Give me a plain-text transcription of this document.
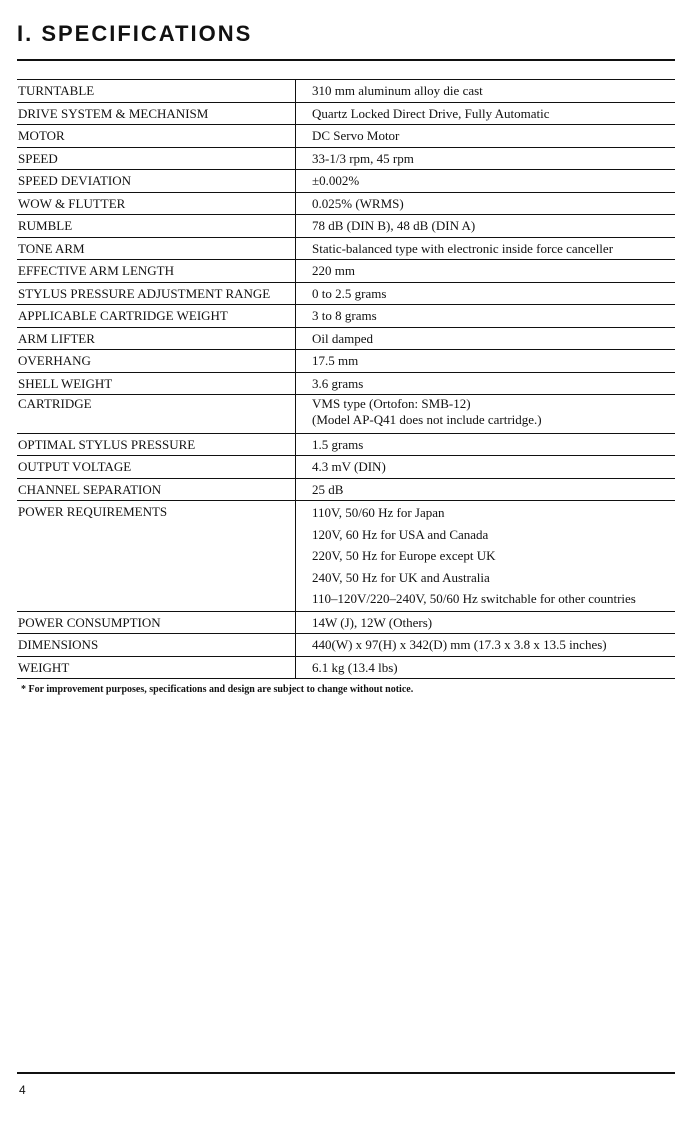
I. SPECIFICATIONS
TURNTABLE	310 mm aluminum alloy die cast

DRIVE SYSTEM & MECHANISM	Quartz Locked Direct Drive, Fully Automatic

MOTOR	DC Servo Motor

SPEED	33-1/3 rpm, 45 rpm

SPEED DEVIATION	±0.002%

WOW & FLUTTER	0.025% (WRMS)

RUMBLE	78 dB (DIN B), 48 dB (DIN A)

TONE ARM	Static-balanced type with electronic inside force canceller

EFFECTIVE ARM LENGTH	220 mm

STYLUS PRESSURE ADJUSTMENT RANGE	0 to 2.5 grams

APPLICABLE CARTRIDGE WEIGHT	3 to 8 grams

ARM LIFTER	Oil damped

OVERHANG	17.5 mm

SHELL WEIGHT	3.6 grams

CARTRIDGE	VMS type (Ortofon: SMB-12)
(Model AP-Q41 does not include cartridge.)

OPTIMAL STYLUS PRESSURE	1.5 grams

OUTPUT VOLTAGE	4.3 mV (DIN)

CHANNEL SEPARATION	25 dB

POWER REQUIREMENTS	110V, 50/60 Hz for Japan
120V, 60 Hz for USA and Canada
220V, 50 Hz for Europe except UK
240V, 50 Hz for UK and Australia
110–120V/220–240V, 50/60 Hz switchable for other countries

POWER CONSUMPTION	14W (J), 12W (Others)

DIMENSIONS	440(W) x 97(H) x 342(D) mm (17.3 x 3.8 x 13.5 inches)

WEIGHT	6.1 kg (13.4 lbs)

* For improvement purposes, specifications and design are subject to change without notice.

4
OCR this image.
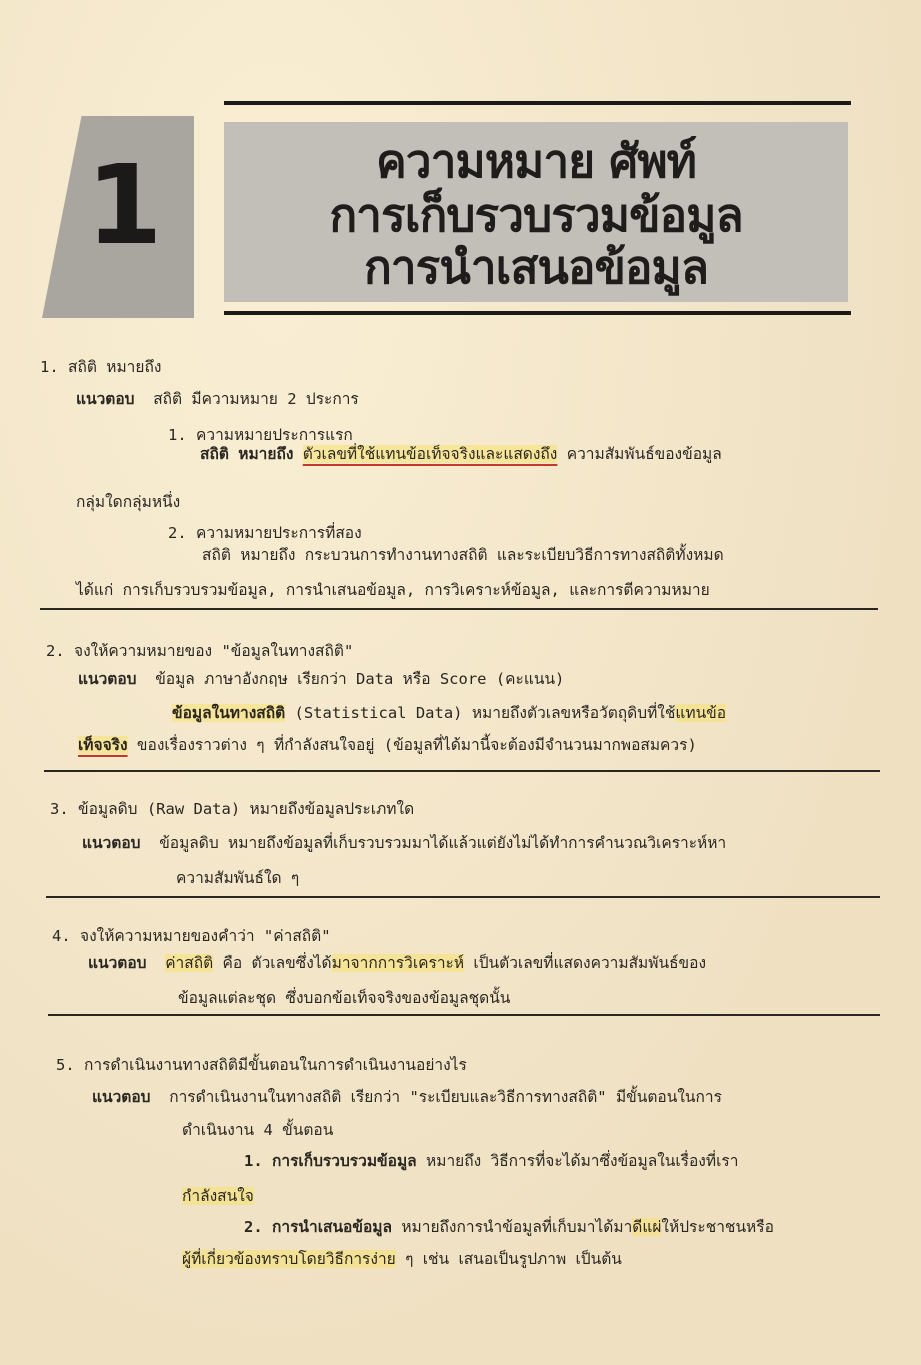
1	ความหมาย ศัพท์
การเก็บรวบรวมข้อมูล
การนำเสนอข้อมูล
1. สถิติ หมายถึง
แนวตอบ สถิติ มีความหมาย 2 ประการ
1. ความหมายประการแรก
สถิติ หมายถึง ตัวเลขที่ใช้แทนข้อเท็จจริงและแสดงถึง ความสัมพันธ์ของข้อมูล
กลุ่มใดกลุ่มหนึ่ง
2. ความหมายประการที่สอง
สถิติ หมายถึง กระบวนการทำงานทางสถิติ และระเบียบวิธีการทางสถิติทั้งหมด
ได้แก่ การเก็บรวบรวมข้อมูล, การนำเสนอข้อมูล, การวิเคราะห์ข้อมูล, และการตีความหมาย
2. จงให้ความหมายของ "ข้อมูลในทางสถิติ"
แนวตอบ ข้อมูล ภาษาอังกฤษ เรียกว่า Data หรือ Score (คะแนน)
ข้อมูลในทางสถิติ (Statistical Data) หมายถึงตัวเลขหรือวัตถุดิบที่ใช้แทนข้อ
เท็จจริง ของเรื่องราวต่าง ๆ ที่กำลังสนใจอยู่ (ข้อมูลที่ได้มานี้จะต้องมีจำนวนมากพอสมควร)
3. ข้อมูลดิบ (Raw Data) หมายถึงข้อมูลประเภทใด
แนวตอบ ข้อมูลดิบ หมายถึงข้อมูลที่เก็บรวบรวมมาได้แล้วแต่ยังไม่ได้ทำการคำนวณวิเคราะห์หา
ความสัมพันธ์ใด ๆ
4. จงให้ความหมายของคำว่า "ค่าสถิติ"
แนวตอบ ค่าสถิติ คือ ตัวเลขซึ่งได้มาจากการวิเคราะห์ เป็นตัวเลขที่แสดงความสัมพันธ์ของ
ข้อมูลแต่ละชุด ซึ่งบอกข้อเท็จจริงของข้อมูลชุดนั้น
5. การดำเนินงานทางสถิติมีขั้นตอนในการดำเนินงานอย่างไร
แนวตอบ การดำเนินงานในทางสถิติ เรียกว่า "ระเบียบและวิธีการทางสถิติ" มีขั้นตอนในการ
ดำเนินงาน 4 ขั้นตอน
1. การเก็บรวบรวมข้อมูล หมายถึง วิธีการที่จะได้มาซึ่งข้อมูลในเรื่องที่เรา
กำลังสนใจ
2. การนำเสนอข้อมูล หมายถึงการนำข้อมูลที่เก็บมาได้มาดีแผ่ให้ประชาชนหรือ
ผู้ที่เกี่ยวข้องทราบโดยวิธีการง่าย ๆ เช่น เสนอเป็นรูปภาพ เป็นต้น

◆ WHAT YOU NEED TO DO:
Pick out the lines that contain "แทนข" and copy them.

◆ WRITTEN ANSWER:
สถิติ หมายถึง ตัวเลขที่ใช้แทนข้อเท็จจริงและแสดงถึง ความสัมพันธ์ของข้อมูล
ข้อมูลในทางสถิติ (Statistical Data) หมายถึงตัวเลขหรือวัตถุดิบที่ใช้แทนข้อ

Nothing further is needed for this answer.